### [DIRECTIONS]
Exclude the pictures, then copy all remaining records exactly.
———
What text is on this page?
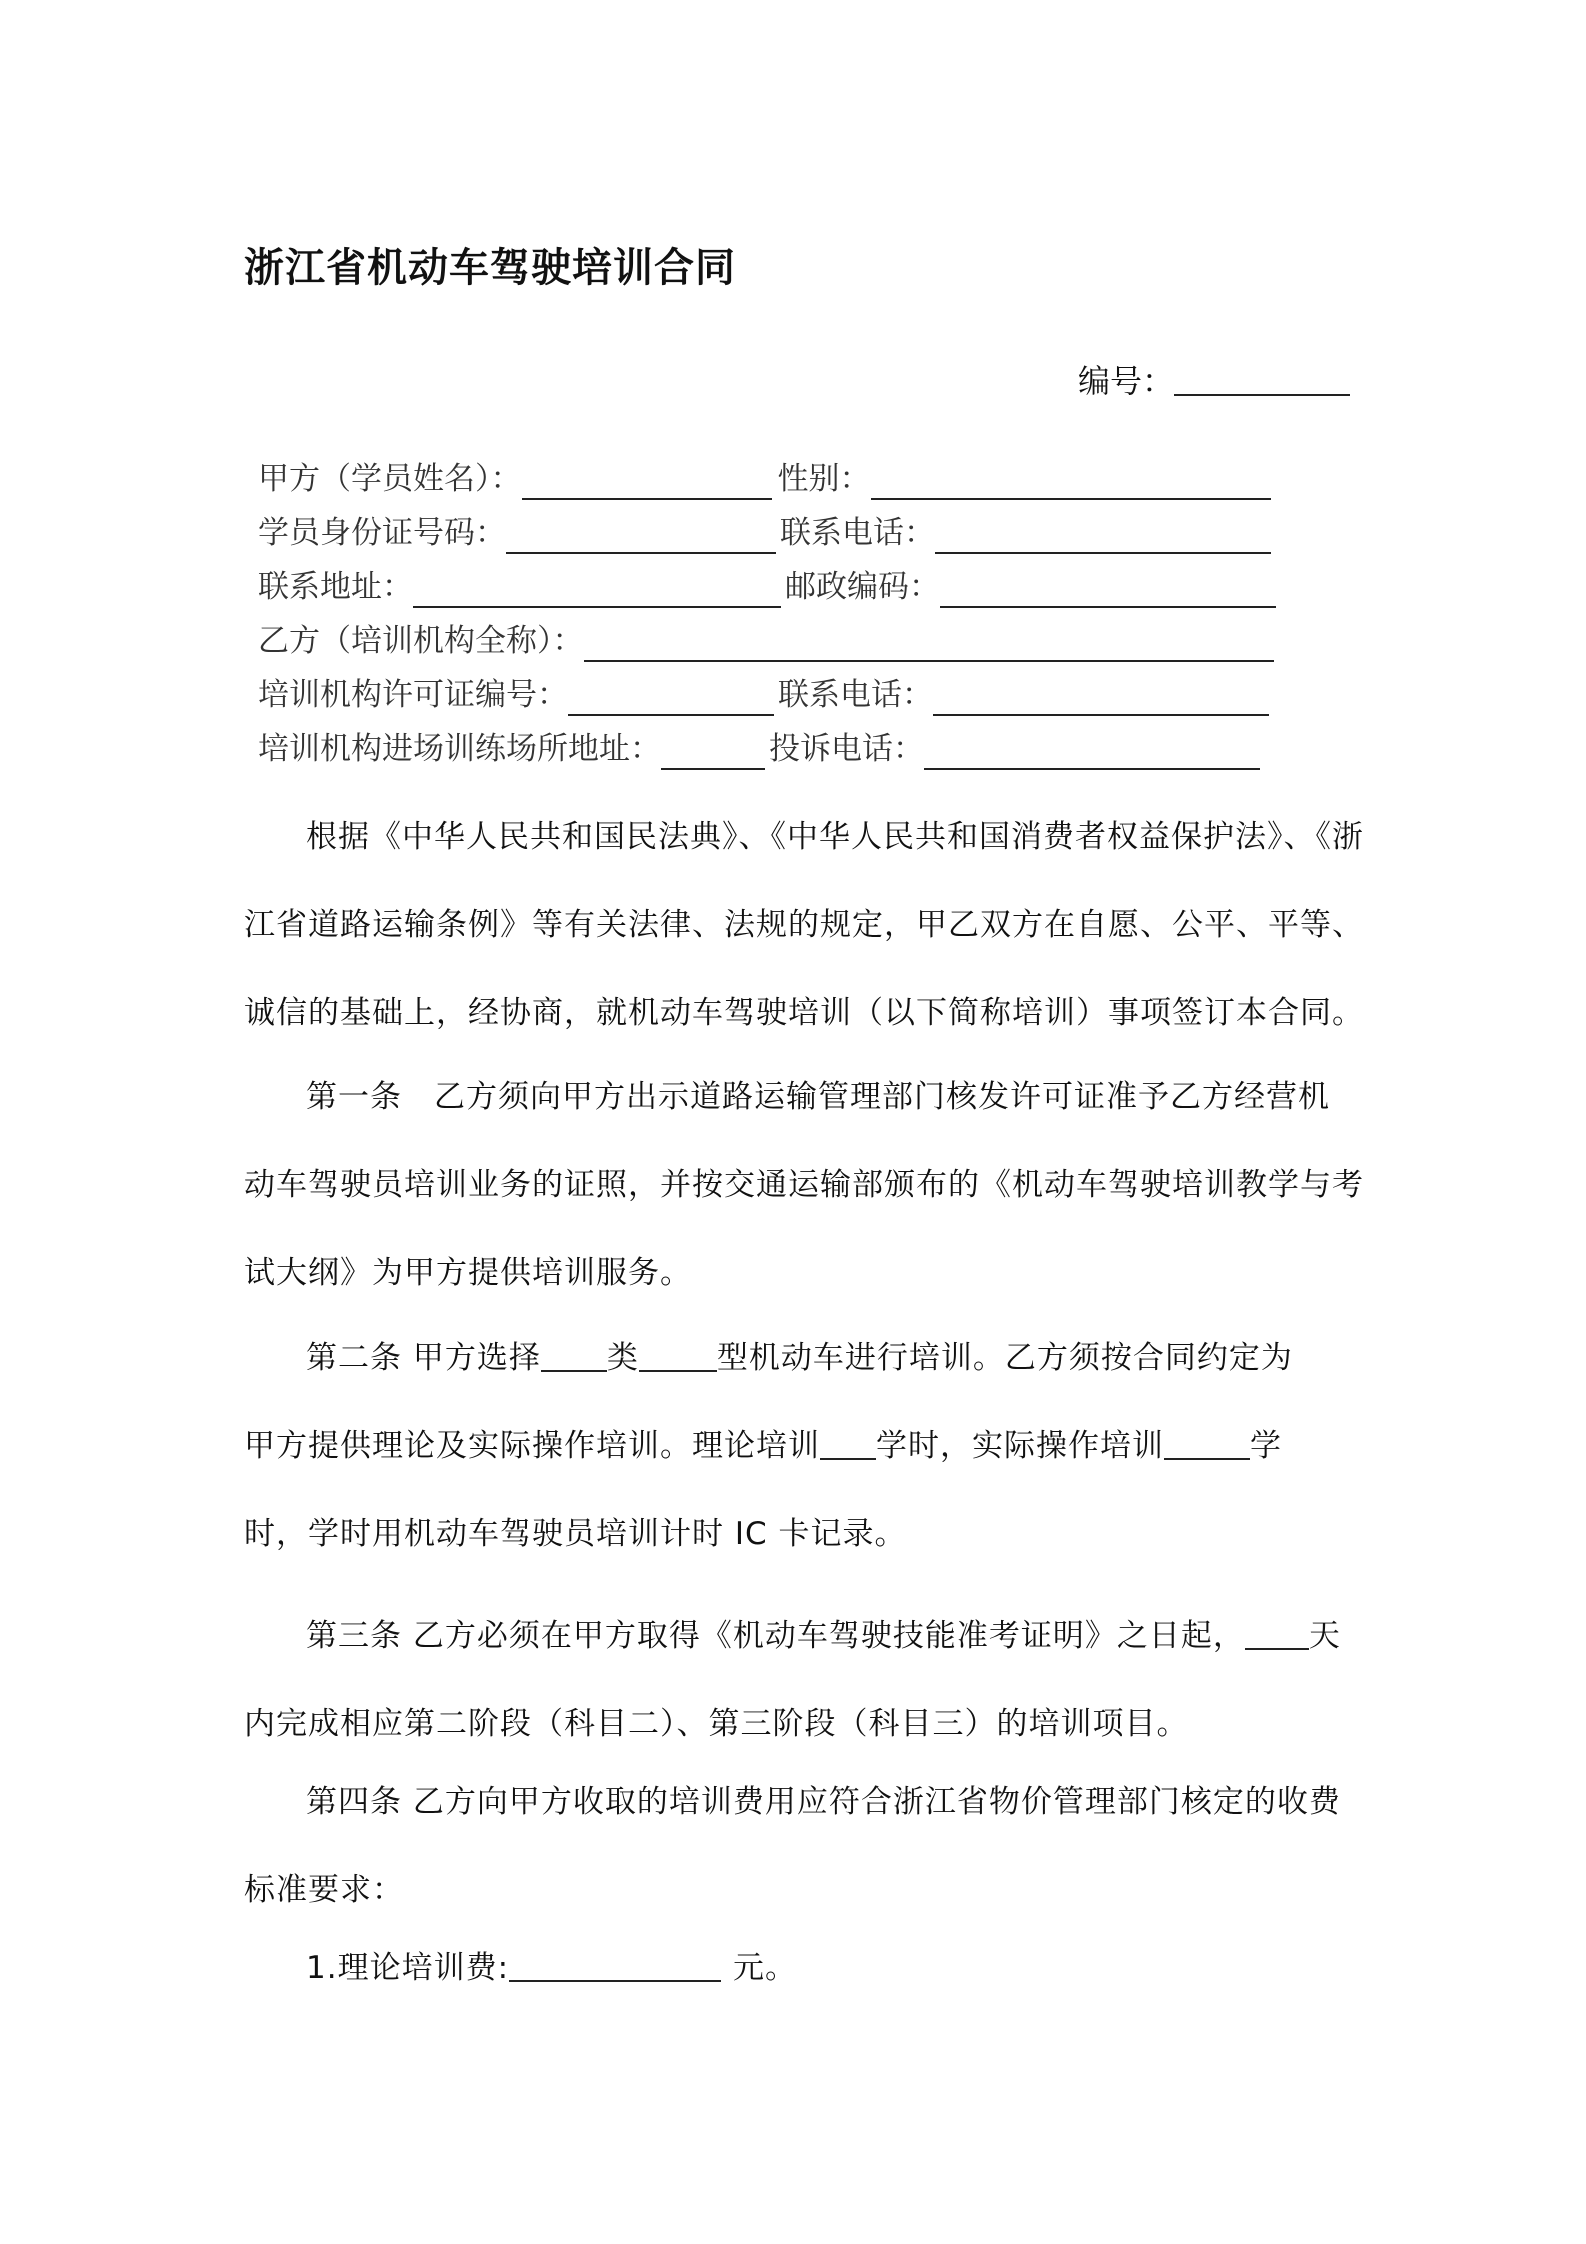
浙江省机动车驾驶培训合同
编号：
甲方（学员姓名）：	性别：
学员身份证号码：	联系电话：
联系地址：	邮政编码：
乙方（培训机构全称）：
培训机构许可证编号：	联系电话：
培训机构进场训练场所地址：	投诉电话：
根据《中华人民共和国民法典》、《中华人民共和国消费者权益保护法》、《浙
江省道路运输条例》等有关法律、法规的规定，甲乙双方在自愿、公平、平等、
诚信的基础上，经协商，就机动车驾驶培训（以下简称培训）事项签订本合同。
第一条　乙方须向甲方出示道路运输管理部门核发许可证准予乙方经营机
动车驾驶员培训业务的证照，并按交通运输部颁布的《机动车驾驶培训教学与考
试大纲》为甲方提供培训服务。
第二条 甲方选择 类	型机动车进行培训。乙方须按合同约定为
甲方提供理论及实际操作培训。理论培训 学时，实际操作培训	学
时，学时用机动车驾驶员培训计时 IC 卡记录。
第三条 乙方必须在甲方取得《机动车驾驶技能准考证明》之日起， 天
内完成相应第二阶段（科目二）、第三阶段（科目三）的培训项目。
第四条 乙方向甲方收取的培训费用应符合浙江省物价管理部门核定的收费
标准要求：
1.理论培训费:	元。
———
### [OUTPUT BELOW]
What text is on this page?
浙江省机动车驾驶培训合同
编号：
甲方（学员姓名）：	性别：
学员身份证号码：	联系电话：
联系地址：	邮政编码：
乙方（培训机构全称）：
培训机构许可证编号：	联系电话：
培训机构进场训练场所地址：	投诉电话：
根据《中华人民共和国民法典》、《中华人民共和国消费者权益保护法》、《浙
江省道路运输条例》等有关法律、法规的规定，甲乙双方在自愿、公平、平等、
诚信的基础上，经协商，就机动车驾驶培训（以下简称培训）事项签订本合同。
第一条　乙方须向甲方出示道路运输管理部门核发许可证准予乙方经营机
动车驾驶员培训业务的证照，并按交通运输部颁布的《机动车驾驶培训教学与考
试大纲》为甲方提供培训服务。
第二条 甲方选择 类	型机动车进行培训。乙方须按合同约定为
甲方提供理论及实际操作培训。理论培训 学时，实际操作培训	学
时，学时用机动车驾驶员培训计时 IC 卡记录。
第三条 乙方必须在甲方取得《机动车驾驶技能准考证明》之日起， 天
内完成相应第二阶段（科目二）、第三阶段（科目三）的培训项目。
第四条 乙方向甲方收取的培训费用应符合浙江省物价管理部门核定的收费
标准要求：
1.理论培训费:	元。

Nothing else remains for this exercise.